Report, word for word, every line of the material that contains "tecniche".

• • • • • • •

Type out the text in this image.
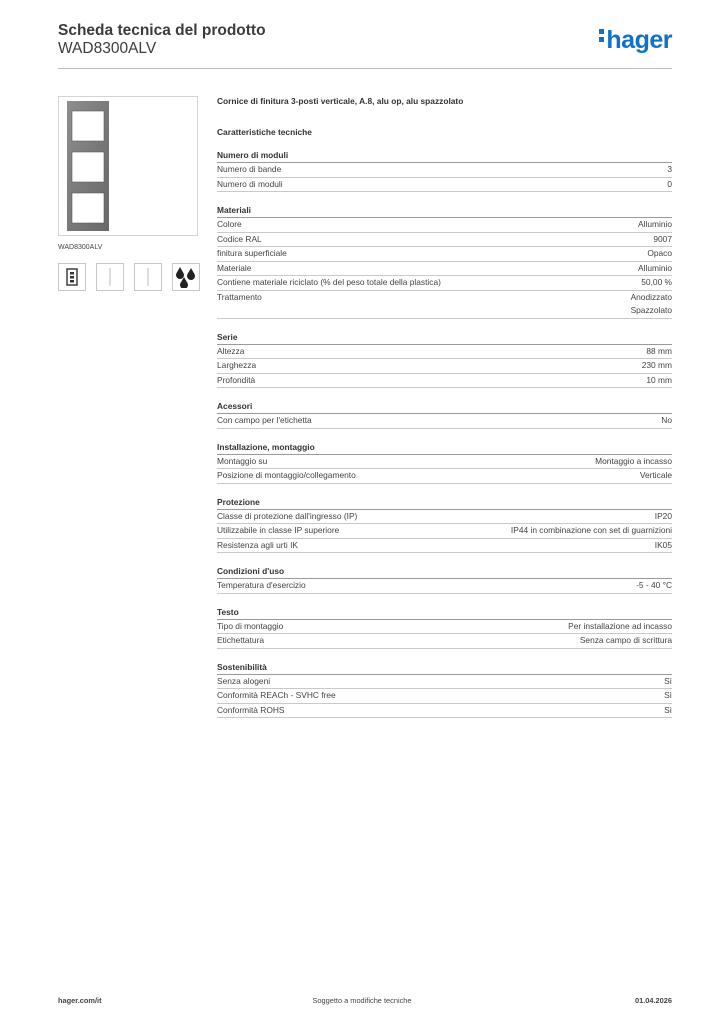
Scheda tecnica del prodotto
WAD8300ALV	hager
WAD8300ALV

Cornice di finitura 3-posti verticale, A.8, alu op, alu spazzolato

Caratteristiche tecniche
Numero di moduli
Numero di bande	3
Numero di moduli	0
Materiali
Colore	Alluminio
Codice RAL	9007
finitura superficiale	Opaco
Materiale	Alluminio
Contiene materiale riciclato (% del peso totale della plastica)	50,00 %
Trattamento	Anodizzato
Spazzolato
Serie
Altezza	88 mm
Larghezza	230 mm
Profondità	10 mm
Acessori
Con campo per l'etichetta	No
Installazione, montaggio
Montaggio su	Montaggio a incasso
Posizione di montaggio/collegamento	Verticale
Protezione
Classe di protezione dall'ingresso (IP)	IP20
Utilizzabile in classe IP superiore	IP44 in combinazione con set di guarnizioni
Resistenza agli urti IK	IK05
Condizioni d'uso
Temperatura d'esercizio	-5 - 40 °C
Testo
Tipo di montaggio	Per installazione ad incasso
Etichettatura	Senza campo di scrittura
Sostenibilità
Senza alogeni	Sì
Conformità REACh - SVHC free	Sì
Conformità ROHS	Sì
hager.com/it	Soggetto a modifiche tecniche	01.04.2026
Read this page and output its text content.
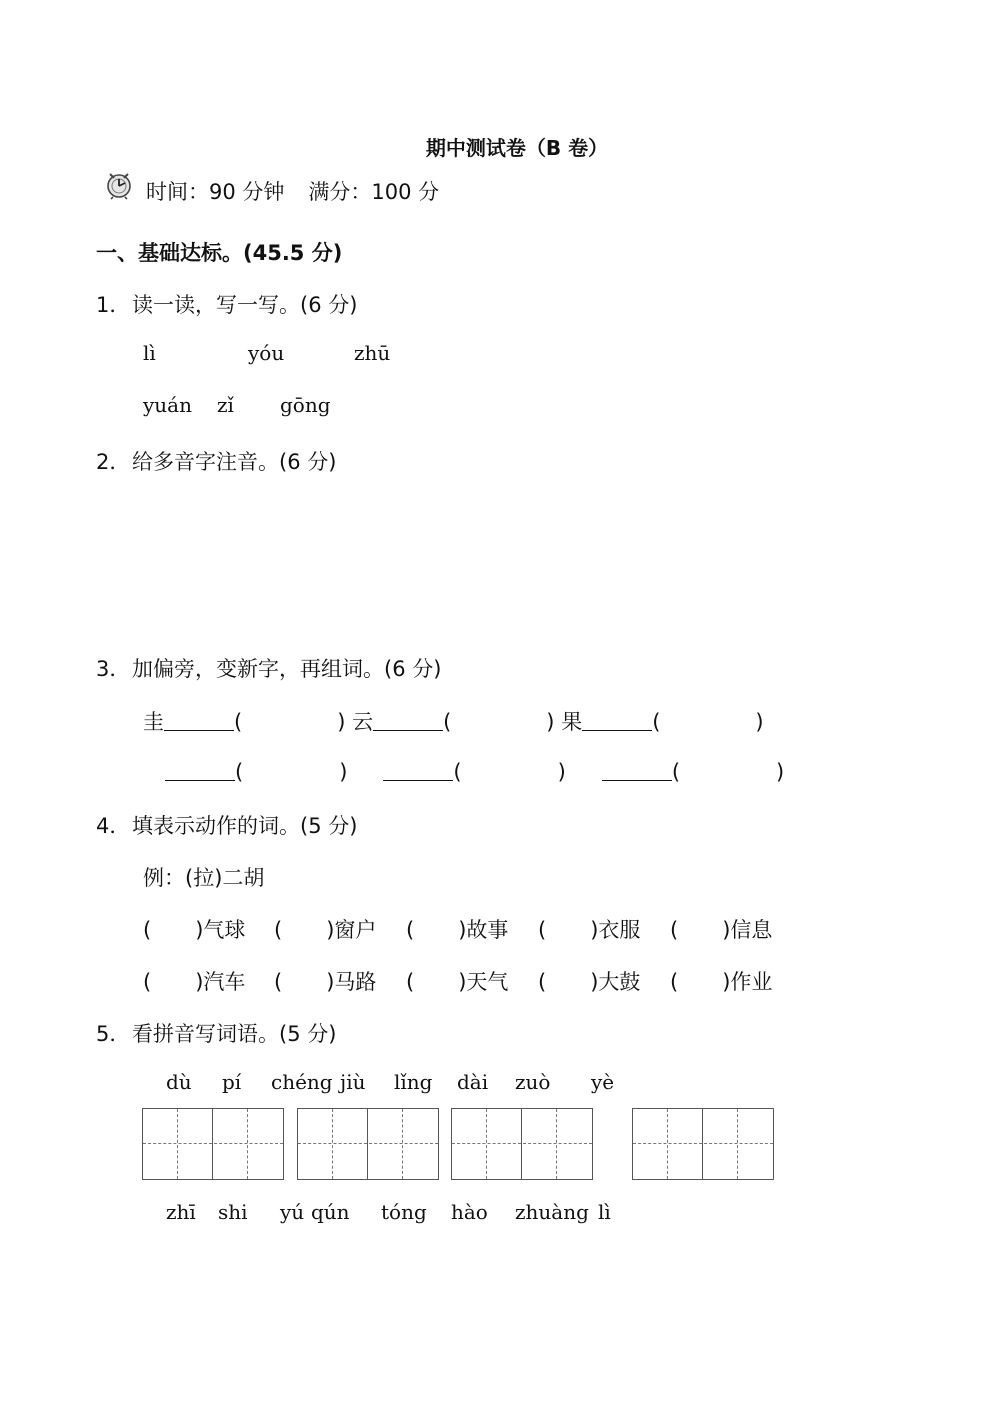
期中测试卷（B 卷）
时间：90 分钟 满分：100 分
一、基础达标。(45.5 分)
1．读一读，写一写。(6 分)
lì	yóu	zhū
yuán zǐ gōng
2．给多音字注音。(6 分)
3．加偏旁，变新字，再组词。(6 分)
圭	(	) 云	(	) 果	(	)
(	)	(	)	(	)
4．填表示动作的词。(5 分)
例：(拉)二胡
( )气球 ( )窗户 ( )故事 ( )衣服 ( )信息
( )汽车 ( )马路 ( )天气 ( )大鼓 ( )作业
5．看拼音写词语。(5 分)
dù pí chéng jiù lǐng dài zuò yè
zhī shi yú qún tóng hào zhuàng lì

• • • • • • •

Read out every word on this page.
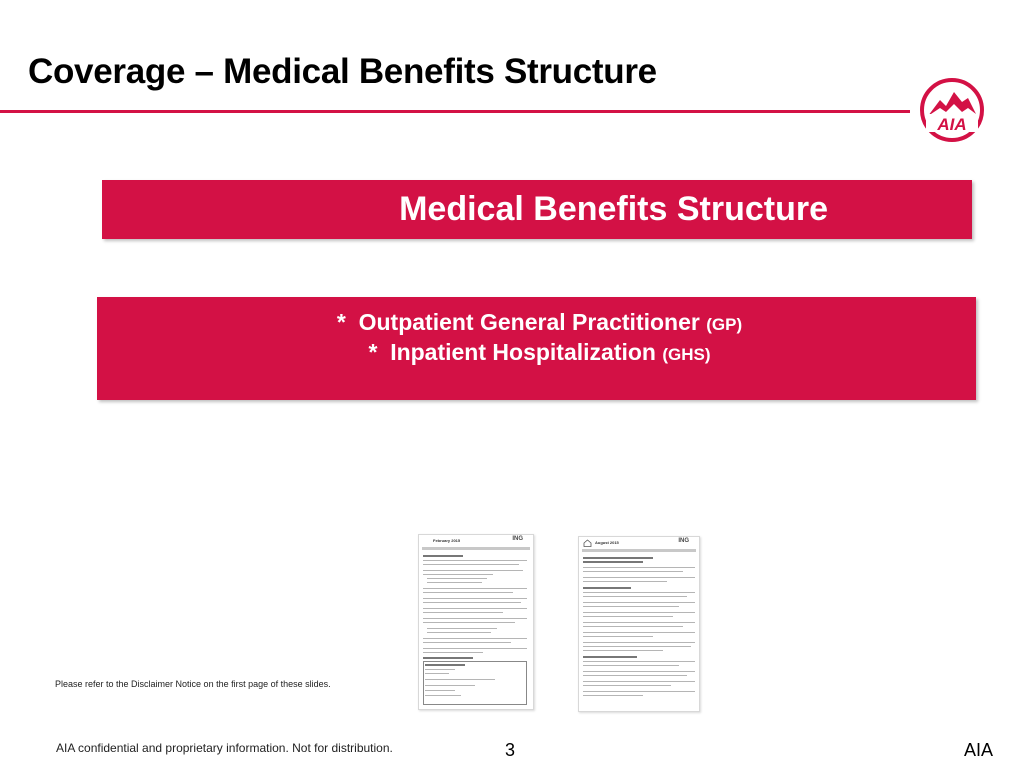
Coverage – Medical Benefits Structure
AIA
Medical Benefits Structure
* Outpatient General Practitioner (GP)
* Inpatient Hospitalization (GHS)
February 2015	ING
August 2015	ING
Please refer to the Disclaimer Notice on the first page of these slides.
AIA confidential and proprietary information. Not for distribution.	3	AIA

• • • • • • •

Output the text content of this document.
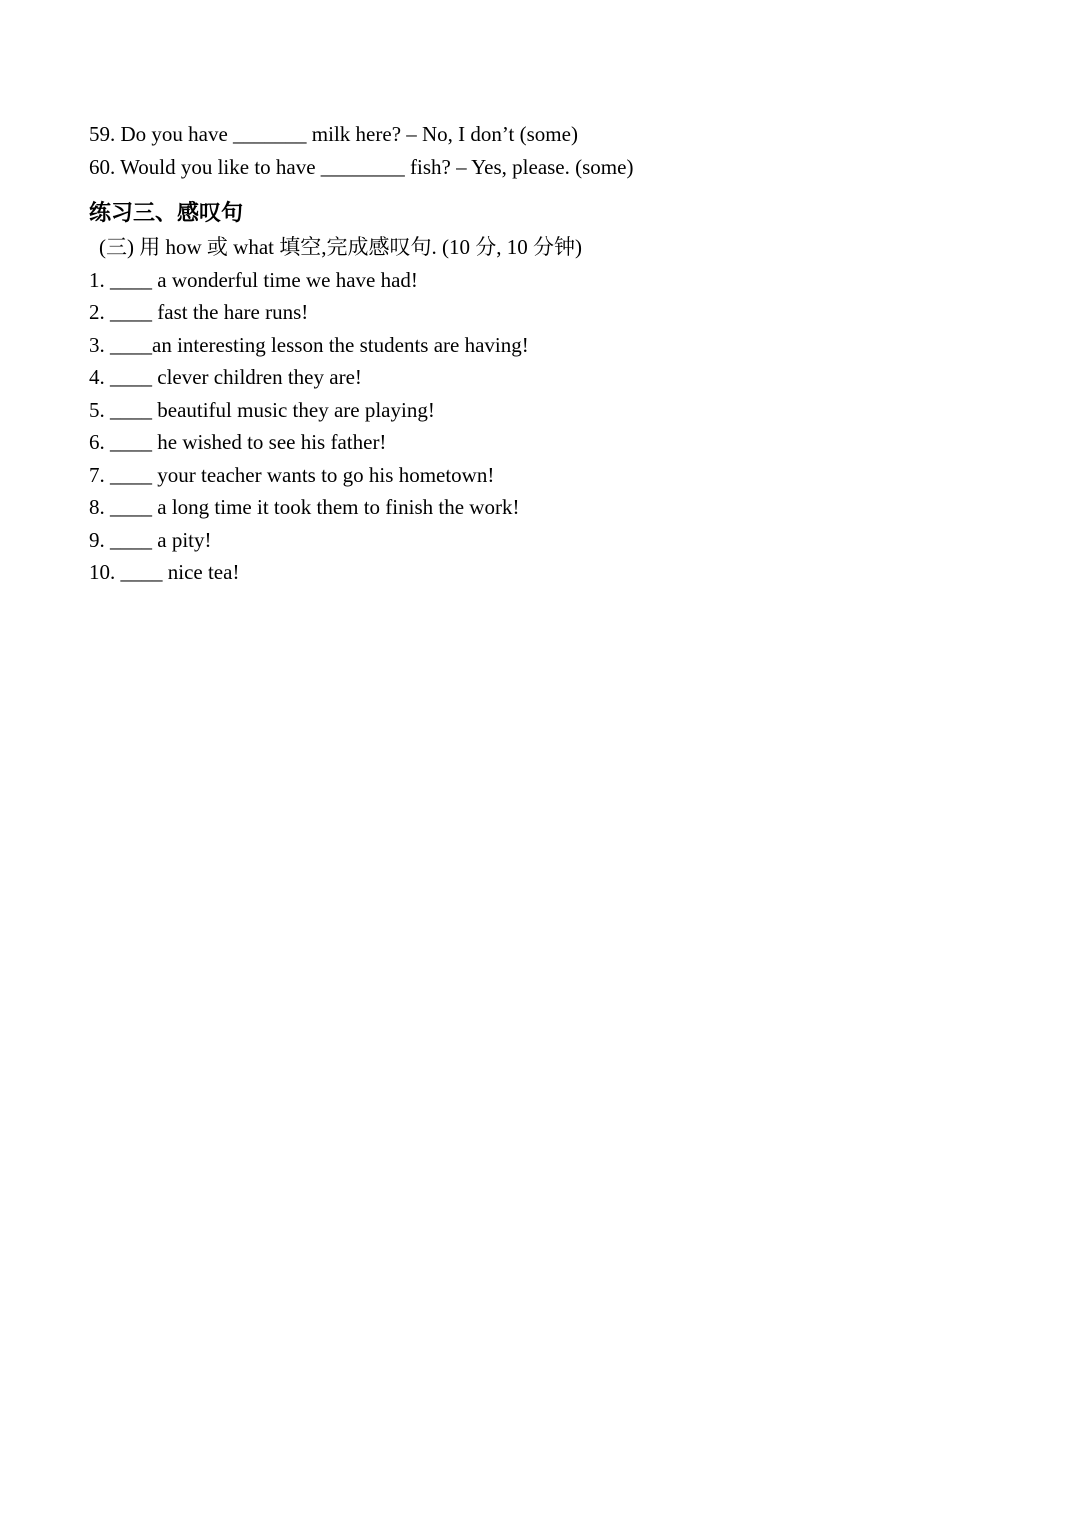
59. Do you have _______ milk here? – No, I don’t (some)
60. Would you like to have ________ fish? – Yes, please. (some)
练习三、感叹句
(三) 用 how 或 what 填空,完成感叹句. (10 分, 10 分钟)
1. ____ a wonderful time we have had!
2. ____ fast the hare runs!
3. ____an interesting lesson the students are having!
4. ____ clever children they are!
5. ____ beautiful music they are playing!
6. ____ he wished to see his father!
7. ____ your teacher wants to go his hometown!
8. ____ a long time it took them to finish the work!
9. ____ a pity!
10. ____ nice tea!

• • • • • • •

» Reply to the exercise
Caratteristiche tecniche
hager.com/it	Soggetto a modifiche tecniche	01.04.2026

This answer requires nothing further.